-- begin Excerpted passage --
If you feel strongly enough about it you can take it to small claims court (kind of like the Oz version of Judge Judy). Typically companies such as Shimano will not bother defending the matter because it is cheaper simply to pay out the claim. You will get what is known as a 'default judgment' which simply means you win your entire claim because the opposition couldn't be bothered showing up. Even if you were to lose (which appears impossible in your case), the small claims court is a 'no costs jurisdiction' which means that Shimano have to pay their lawyers around $1000 simply to draft the paperwork and appear. Once you get the judgement, you also have the satisfaction of knowing that the Sherrifs will go and seize company property if they don't pay you. By suing them, you can win some cash to buy a new rod and stick it up Shimano at the same time - what more can you ask for?

If you want more info, give your local court registry (civil claims division) a call - they are typically very friendly and will even draft up the forms for you if you are nice to them.


----------



## landyman (Oct 17, 2007)

deano said:


> If you feel strongly enough about it you can take it to small claims court (kind of like the Oz version of Judge Judy). Typically companies such as Shimano will not bother defending the matter because it is cheaper simply to pay out the claim. You will get what is known as a 'default judgment' which simply means you win your entire claim because the opposition couldn't be bothered showing up. Even if you were to lose (which appears impossible in your case), the small claims court is a 'no costs jurisdiction' which means that Shimano have to pay their lawyers around $1000 simply to draft the paperwork and appear. Once you get the judgement, you also have the satisfaction of knowing that the Sherrifs will go and seize company property if they don't pay you. By suing them, you can win some cash to buy a new rod and stick it up Shimano at the same time - what more can you ask for?
> 
> If you want more info, give your local court registry (civil claims division) a call - they are typically very friendly and will even draft up the forms for you if you are nice to them.


If you get no love from the place you bought it from - do exactly what Deano said.. stuff 'em.. from what you ahve said, it seemed like the guy at Shimano had quite the attitude.. but I suppose you could always just ask to speak to the next person "above" him etc.. you'll get some joy somewhere.. don't forget to drop names like fishnet.com, ausfish.com, akff.net etc.. always seems to "sway" their judgement :shock:


----------



## landyman (Oct 17, 2007)

Fishing Man said:


> i rang the guys at shimano today and wasnt happy to say the least,
> they told me to glue it back together and not to worry about warranty.
> 
> I explained that i payed for the quality product and thats what i expected,
> ...
-- end Excerpted passage --
-- begin Dataset content --
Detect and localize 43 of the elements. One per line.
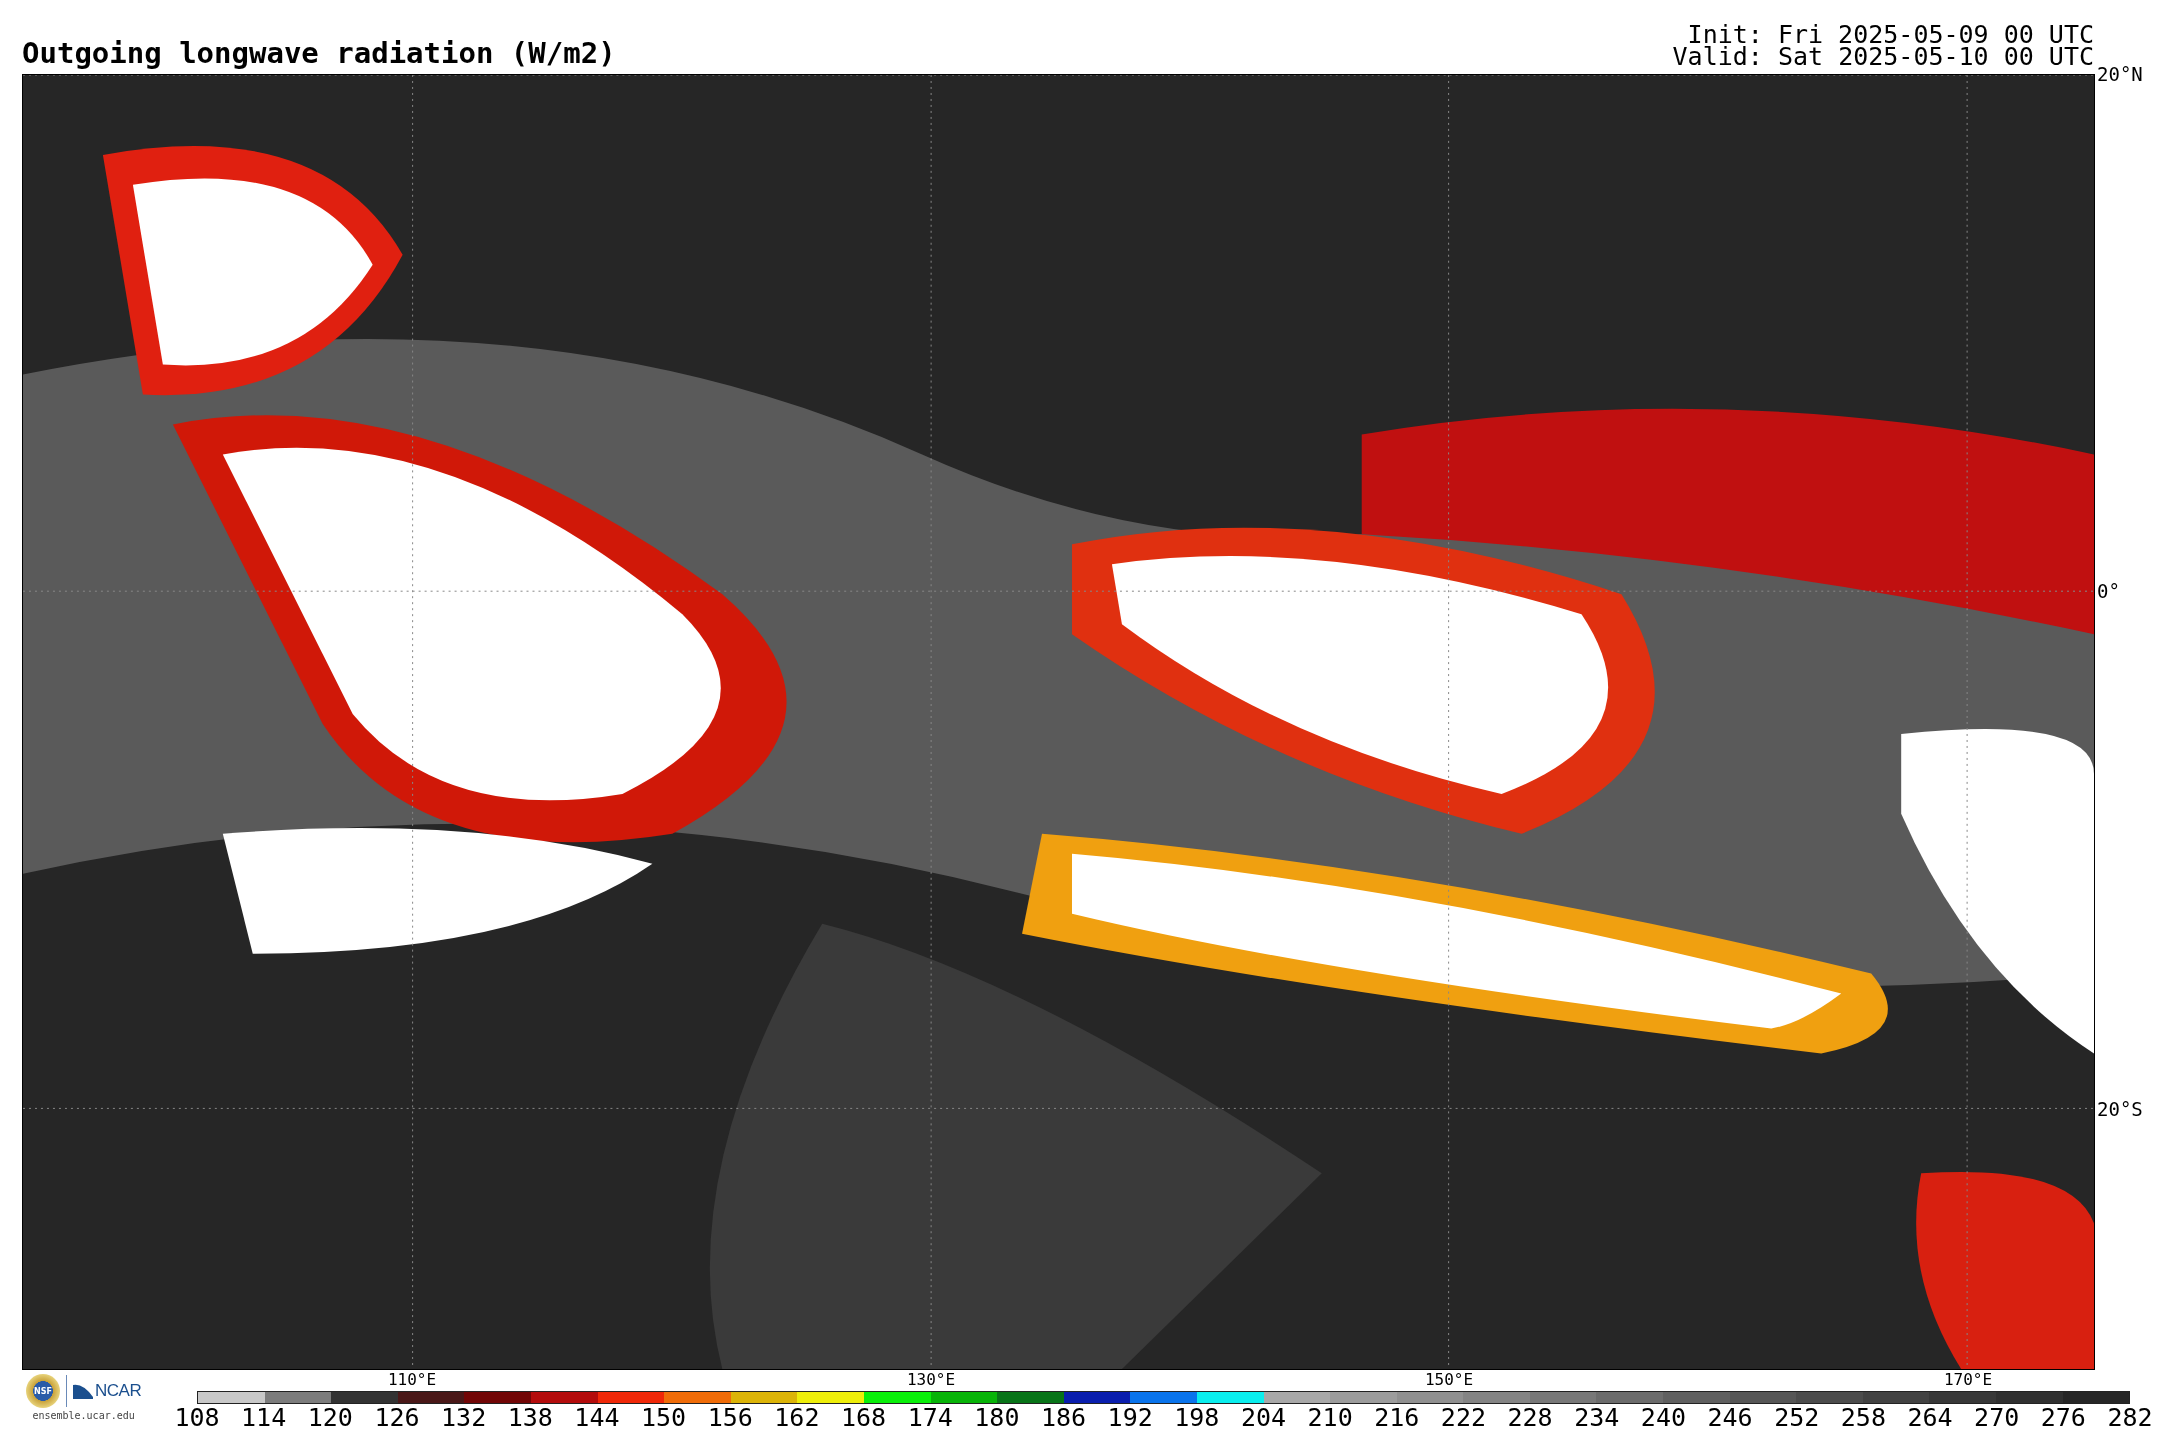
scale-tick-label: 240	[1640, 1403, 1686, 1432]
scale-tick-label: 126	[374, 1403, 420, 1432]
latitude-label: 0°	[2097, 580, 2120, 602]
scale-tick-label: 192	[1107, 1403, 1153, 1432]
init-time: Init: Fri 2025-05-09 00 UTC	[1687, 24, 2094, 46]
scale-tick-label: 204	[1240, 1403, 1287, 1432]
scale-tick-label: 120	[307, 1403, 353, 1432]
scale-tick-label: 114	[241, 1403, 287, 1432]
scale-tick-label: 174	[907, 1403, 953, 1432]
scale-tick-label: 228	[1507, 1403, 1553, 1432]
valid-time: Valid: Sat 2025-05-10 00 UTC	[1672, 46, 2094, 68]
scale-tick-label: 156	[707, 1403, 753, 1432]
scale-tick-label: 246	[1707, 1403, 1753, 1432]
website-url: ensemble.ucar.edu	[32, 1410, 135, 1421]
scale-tick-label: 186	[1040, 1403, 1087, 1432]
longitude-label: 170°E	[1943, 1370, 1993, 1389]
scale-tick-label: 168	[840, 1403, 887, 1432]
scale-tick-label: 222	[1440, 1403, 1486, 1432]
nsf-logo: NSF	[26, 1374, 60, 1408]
longitude-label: 130°E	[906, 1370, 956, 1389]
longitude-label: 150°E	[1424, 1370, 1474, 1389]
scale-tick-label: 282	[2107, 1403, 2153, 1432]
latitude-label: 20°S	[2097, 1098, 2143, 1120]
scale-tick-label: 270	[1974, 1403, 2020, 1432]
scale-tick-label: 216	[1374, 1403, 1420, 1432]
scale-tick-label: 180	[974, 1403, 1020, 1432]
scale-tick-label: 234	[1574, 1403, 1620, 1432]
scale-tick-label: 252	[1774, 1403, 1820, 1432]
scale-tick-label: 276	[2040, 1403, 2086, 1432]
scale-tick-label: 132	[441, 1403, 487, 1432]
latitude-label: 20°N	[2097, 63, 2143, 85]
scale-tick-label: 108	[174, 1403, 220, 1432]
ncar-logo: NCAR	[73, 1381, 142, 1401]
scale-tick-label: 150	[641, 1403, 687, 1432]
chart-title: Outgoing longwave radiation (W/m2)	[22, 36, 616, 70]
scale-tick-label: 162	[774, 1403, 820, 1432]
scale-tick-label: 264	[1907, 1403, 1953, 1432]
longitude-label: 110°E	[387, 1370, 437, 1389]
scale-tick-label: 144	[574, 1403, 620, 1432]
scale-tick-label: 138	[507, 1403, 553, 1432]
scale-tick-label: 198	[1174, 1403, 1220, 1432]
scale-tick-label: 258	[1840, 1403, 1886, 1432]
scale-tick-label: 210	[1307, 1403, 1353, 1432]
-- end Dataset content --
◆ **What you need to do**
[A] In the forum thread about taking Shimano to small claims court, about how much does the thread say Shimano would have to pay its lawyers to draft the paperwork and appear?
[B] List every website name that the forum thread about taking Shimano to small claims court suggests dropping.
The records have no connection to the text.

◆ **Worked answers**
[A] Around $1000.

[B] fishnet.com, ausfish.com, akff.net